**Your objective**
Reproduce all the entries exactly and keep the pictures out.

**Material for this task**
BEGIN

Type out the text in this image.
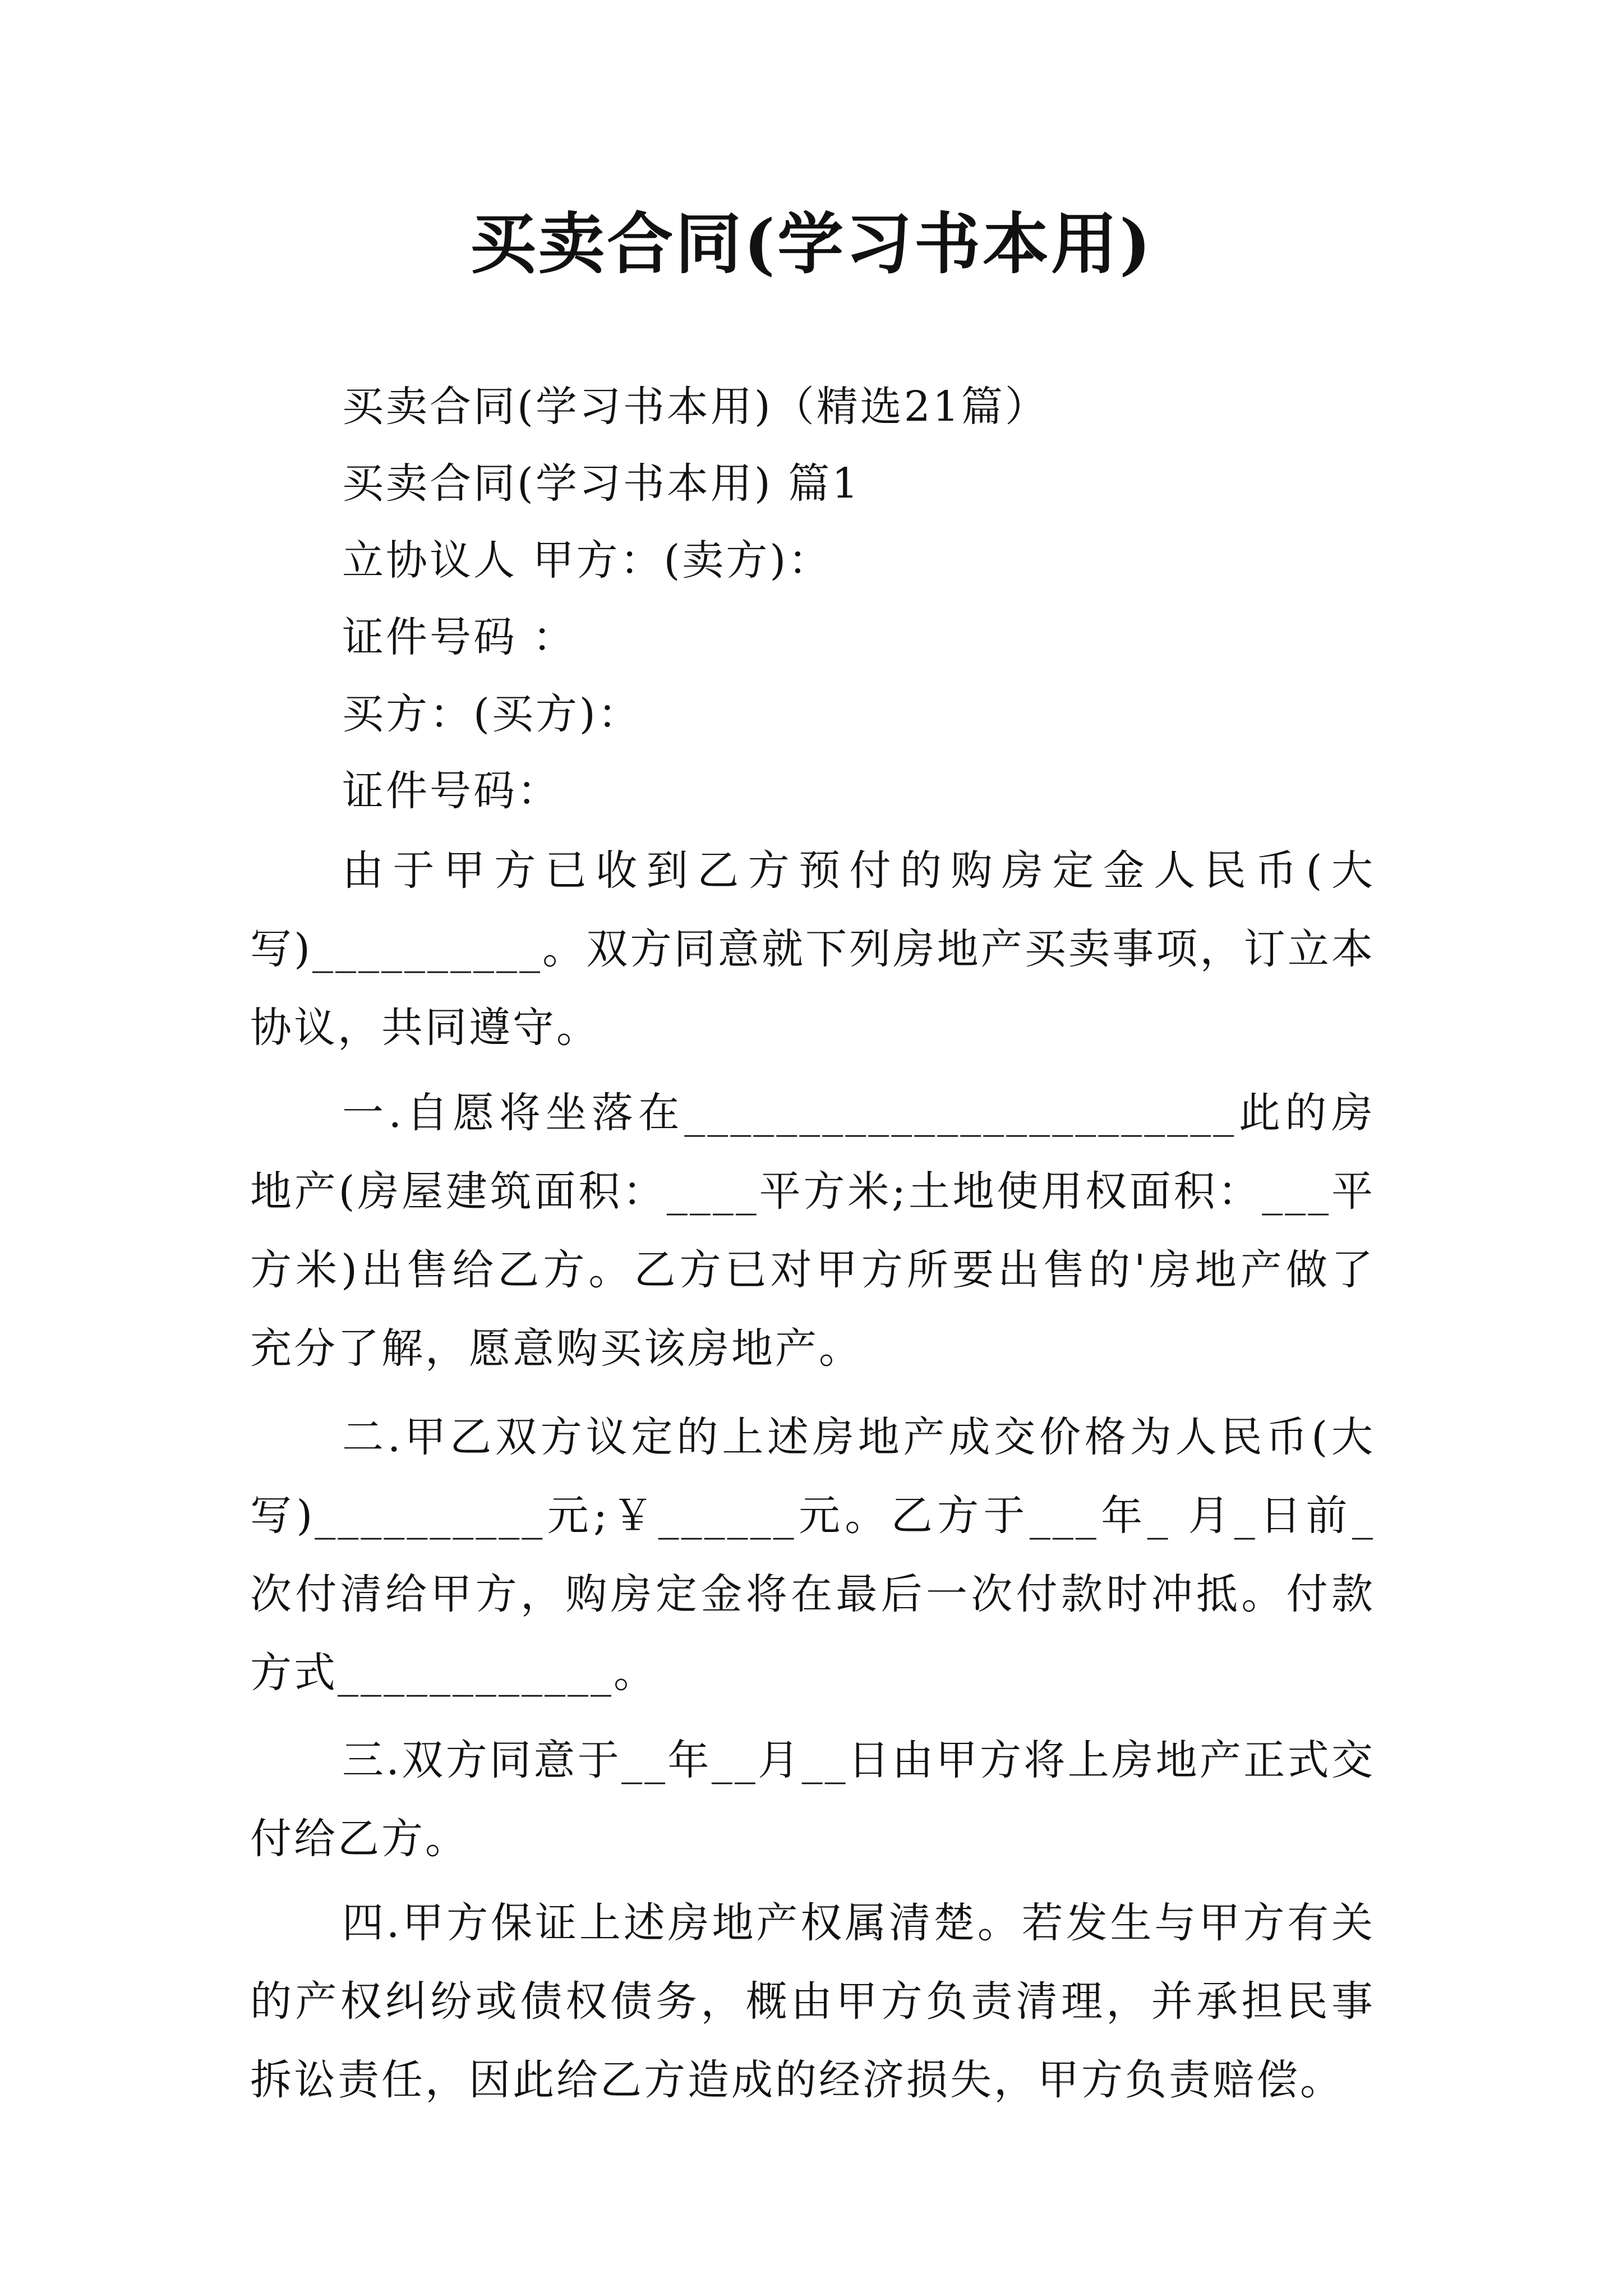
买卖合同(学习书本用)
买卖合同(学习书本用)（精选21篇）
买卖合同(学习书本用) 篇1
立协议人 甲方：(卖方)：
证件号码 ：
买方：(买方)：
证件号码：
由于甲方已收到乙方预付的购房定金人民币(大写)__________。双方同意就下列房地产买卖事项，订立本协议，共同遵守。
一.自愿将坐落在________________________此的房地产(房屋建筑面积：____平方米;土地使用权面积：___平方米)出售给乙方。乙方已对甲方所要出售的'房地产做了充分了解，愿意购买该房地产。
二.甲乙双方议定的上述房地产成交价格为人民币(大写)__________元;￥______元。乙方于___年_ 月_日前_ 次付清给甲方，购房定金将在最后一次付款时冲抵。付款方式____________。
三.双方同意于__年__月__日由甲方将上房地产正式交付给乙方。
四.甲方保证上述房地产权属清楚。若发生与甲方有关的产权纠纷或债权债务，概由甲方负责清理，并承担民事拆讼责任，因此给乙方造成的经济损失，甲方负责赔偿。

END

**Final answer**
Type out the text in this image.
买卖合同(学习书本用)
买卖合同(学习书本用)（精选21篇）
买卖合同(学习书本用) 篇1
立协议人 甲方：(卖方)：
证件号码 ：
买方：(买方)：
证件号码：
由于甲方已收到乙方预付的购房定金人民币(大写)__________。双方同意就下列房地产买卖事项，订立本协议，共同遵守。
一.自愿将坐落在________________________此的房地产(房屋建筑面积：____平方米;土地使用权面积：___平方米)出售给乙方。乙方已对甲方所要出售的'房地产做了充分了解，愿意购买该房地产。
二.甲乙双方议定的上述房地产成交价格为人民币(大写)__________元;￥______元。乙方于___年_ 月_日前_ 次付清给甲方，购房定金将在最后一次付款时冲抵。付款方式____________。
三.双方同意于__年__月__日由甲方将上房地产正式交付给乙方。
四.甲方保证上述房地产权属清楚。若发生与甲方有关的产权纠纷或债权债务，概由甲方负责清理，并承担民事拆讼责任，因此给乙方造成的经济损失，甲方负责赔偿。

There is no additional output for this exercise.